A run of records
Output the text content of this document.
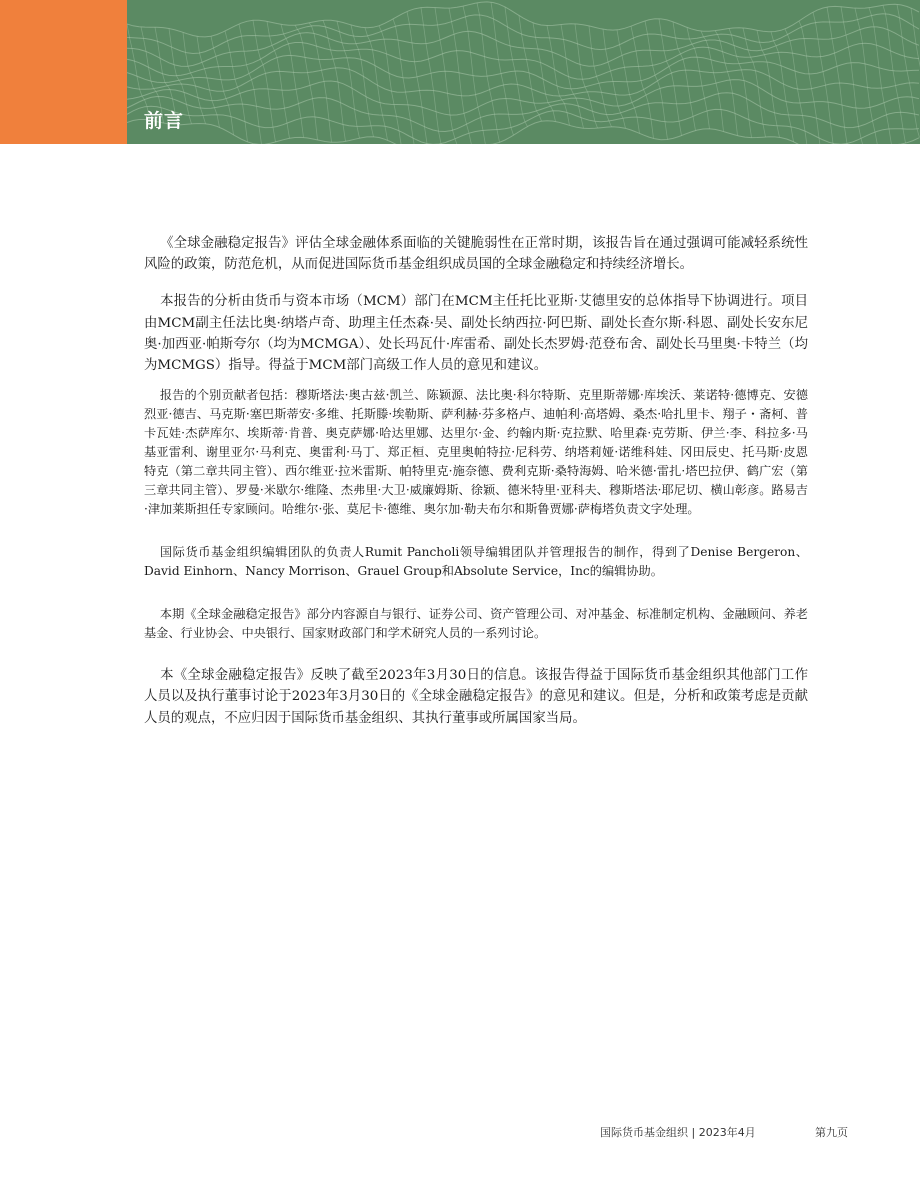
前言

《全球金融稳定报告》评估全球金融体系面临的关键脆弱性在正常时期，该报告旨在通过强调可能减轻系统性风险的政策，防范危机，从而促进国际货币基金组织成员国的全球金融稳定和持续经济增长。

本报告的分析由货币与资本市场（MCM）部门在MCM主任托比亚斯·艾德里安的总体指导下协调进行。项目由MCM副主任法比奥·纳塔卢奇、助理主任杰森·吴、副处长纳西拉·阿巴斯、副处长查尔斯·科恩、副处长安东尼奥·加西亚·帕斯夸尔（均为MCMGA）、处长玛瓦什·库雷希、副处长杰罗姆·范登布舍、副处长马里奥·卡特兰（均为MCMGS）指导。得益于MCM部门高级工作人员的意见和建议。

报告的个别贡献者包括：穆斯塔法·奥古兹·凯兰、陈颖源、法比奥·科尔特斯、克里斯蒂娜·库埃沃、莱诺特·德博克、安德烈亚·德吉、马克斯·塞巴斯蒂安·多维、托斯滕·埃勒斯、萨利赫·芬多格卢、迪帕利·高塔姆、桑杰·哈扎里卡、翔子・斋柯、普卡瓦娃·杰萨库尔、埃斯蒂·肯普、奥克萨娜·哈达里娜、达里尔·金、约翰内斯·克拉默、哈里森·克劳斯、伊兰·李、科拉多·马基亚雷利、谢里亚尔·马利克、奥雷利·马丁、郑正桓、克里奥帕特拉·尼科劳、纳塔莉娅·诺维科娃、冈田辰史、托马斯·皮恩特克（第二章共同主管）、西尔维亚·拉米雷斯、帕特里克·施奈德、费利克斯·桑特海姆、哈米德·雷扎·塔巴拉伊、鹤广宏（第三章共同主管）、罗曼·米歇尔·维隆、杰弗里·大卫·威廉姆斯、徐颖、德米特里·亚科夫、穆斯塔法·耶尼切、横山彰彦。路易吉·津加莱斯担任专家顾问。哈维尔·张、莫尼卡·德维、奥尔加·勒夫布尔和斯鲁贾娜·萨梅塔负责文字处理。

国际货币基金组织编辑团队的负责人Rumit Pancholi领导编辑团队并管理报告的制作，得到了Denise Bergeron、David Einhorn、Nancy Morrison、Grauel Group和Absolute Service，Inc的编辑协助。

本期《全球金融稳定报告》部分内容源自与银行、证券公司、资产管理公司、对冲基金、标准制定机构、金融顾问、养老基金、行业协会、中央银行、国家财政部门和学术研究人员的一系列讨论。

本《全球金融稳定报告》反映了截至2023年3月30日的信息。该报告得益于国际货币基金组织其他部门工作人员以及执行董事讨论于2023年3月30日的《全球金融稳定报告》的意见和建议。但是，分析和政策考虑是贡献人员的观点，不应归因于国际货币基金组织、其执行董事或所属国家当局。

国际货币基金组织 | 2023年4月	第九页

Work to be completed
Drop the images and repeat the data exactly.

Solution to this problem
Output the text content of this document.
前言

《全球金融稳定报告》评估全球金融体系面临的关键脆弱性在正常时期，该报告旨在通过强调可能减轻系统性风险的政策，防范危机，从而促进国际货币基金组织成员国的全球金融稳定和持续经济增长。

本报告的分析由货币与资本市场（MCM）部门在MCM主任托比亚斯·艾德里安的总体指导下协调进行。项目由MCM副主任法比奥·纳塔卢奇、助理主任杰森·吴、副处长纳西拉·阿巴斯、副处长查尔斯·科恩、副处长安东尼奥·加西亚·帕斯夸尔（均为MCMGA）、处长玛瓦什·库雷希、副处长杰罗姆·范登布舍、副处长马里奥·卡特兰（均为MCMGS）指导。得益于MCM部门高级工作人员的意见和建议。

报告的个别贡献者包括：穆斯塔法·奥古兹·凯兰、陈颖源、法比奥·科尔特斯、克里斯蒂娜·库埃沃、莱诺特·德博克、安德烈亚·德吉、马克斯·塞巴斯蒂安·多维、托斯滕·埃勒斯、萨利赫·芬多格卢、迪帕利·高塔姆、桑杰·哈扎里卡、翔子・斋柯、普卡瓦娃·杰萨库尔、埃斯蒂·肯普、奥克萨娜·哈达里娜、达里尔·金、约翰内斯·克拉默、哈里森·克劳斯、伊兰·李、科拉多·马基亚雷利、谢里亚尔·马利克、奥雷利·马丁、郑正桓、克里奥帕特拉·尼科劳、纳塔莉娅·诺维科娃、冈田辰史、托马斯·皮恩特克（第二章共同主管）、西尔维亚·拉米雷斯、帕特里克·施奈德、费利克斯·桑特海姆、哈米德·雷扎·塔巴拉伊、鹤广宏（第三章共同主管）、罗曼·米歇尔·维隆、杰弗里·大卫·威廉姆斯、徐颖、德米特里·亚科夫、穆斯塔法·耶尼切、横山彰彦。路易吉·津加莱斯担任专家顾问。哈维尔·张、莫尼卡·德维、奥尔加·勒夫布尔和斯鲁贾娜·萨梅塔负责文字处理。

国际货币基金组织编辑团队的负责人Rumit Pancholi领导编辑团队并管理报告的制作，得到了Denise Bergeron、David Einhorn、Nancy Morrison、Grauel Group和Absolute Service，Inc的编辑协助。

本期《全球金融稳定报告》部分内容源自与银行、证券公司、资产管理公司、对冲基金、标准制定机构、金融顾问、养老基金、行业协会、中央银行、国家财政部门和学术研究人员的一系列讨论。

本《全球金融稳定报告》反映了截至2023年3月30日的信息。该报告得益于国际货币基金组织其他部门工作人员以及执行董事讨论于2023年3月30日的《全球金融稳定报告》的意见和建议。但是，分析和政策考虑是贡献人员的观点，不应归因于国际货币基金组织、其执行董事或所属国家当局。

国际货币基金组织 | 2023年4月	第九页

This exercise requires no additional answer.